== Source records ==

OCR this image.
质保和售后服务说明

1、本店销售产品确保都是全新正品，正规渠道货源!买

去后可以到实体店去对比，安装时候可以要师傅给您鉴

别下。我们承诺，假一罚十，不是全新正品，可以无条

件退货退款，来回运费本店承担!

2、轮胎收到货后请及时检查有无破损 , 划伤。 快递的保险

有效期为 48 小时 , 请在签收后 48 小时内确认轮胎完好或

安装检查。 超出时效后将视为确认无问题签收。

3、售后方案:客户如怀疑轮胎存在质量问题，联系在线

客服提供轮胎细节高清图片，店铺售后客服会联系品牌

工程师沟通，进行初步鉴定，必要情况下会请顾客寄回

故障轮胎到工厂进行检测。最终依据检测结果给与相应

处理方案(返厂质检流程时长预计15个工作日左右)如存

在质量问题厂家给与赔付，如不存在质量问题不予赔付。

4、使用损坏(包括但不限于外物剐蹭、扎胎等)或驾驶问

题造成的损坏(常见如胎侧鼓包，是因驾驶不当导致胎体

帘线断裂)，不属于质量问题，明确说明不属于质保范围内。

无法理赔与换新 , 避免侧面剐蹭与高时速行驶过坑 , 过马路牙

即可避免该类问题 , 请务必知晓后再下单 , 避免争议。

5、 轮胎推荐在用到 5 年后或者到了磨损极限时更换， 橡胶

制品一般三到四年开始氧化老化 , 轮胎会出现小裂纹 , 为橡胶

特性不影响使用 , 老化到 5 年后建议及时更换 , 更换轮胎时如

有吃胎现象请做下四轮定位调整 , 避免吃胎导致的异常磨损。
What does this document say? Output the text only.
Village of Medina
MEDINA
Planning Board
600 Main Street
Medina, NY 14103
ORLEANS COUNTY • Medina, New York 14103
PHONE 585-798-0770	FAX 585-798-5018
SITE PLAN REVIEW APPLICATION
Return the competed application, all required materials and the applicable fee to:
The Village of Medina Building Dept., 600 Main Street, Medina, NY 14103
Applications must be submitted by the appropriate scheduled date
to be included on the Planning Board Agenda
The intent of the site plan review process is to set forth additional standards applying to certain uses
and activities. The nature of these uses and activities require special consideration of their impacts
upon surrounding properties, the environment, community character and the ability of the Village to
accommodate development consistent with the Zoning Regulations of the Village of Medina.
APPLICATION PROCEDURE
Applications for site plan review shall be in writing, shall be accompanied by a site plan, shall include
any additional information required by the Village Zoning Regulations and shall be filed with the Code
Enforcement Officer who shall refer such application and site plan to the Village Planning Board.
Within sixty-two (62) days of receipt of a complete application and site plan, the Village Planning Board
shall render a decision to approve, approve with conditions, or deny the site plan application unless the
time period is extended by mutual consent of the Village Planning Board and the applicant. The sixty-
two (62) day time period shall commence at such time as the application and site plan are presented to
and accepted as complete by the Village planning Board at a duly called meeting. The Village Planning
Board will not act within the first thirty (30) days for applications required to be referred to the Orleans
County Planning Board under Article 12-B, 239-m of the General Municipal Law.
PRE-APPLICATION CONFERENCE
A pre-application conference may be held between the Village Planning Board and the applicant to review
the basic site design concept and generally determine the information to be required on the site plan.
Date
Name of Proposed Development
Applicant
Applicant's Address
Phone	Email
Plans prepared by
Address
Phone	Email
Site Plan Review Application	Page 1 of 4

== Task statement ==
All lines in the data that contain the word "complete" should be copied.

== Solved problem ==
Within sixty-two (62) days of receipt of a complete application and site plan, the Village Planning Board
and accepted as complete by the Village planning Board at a duly called meeting. The Village Planning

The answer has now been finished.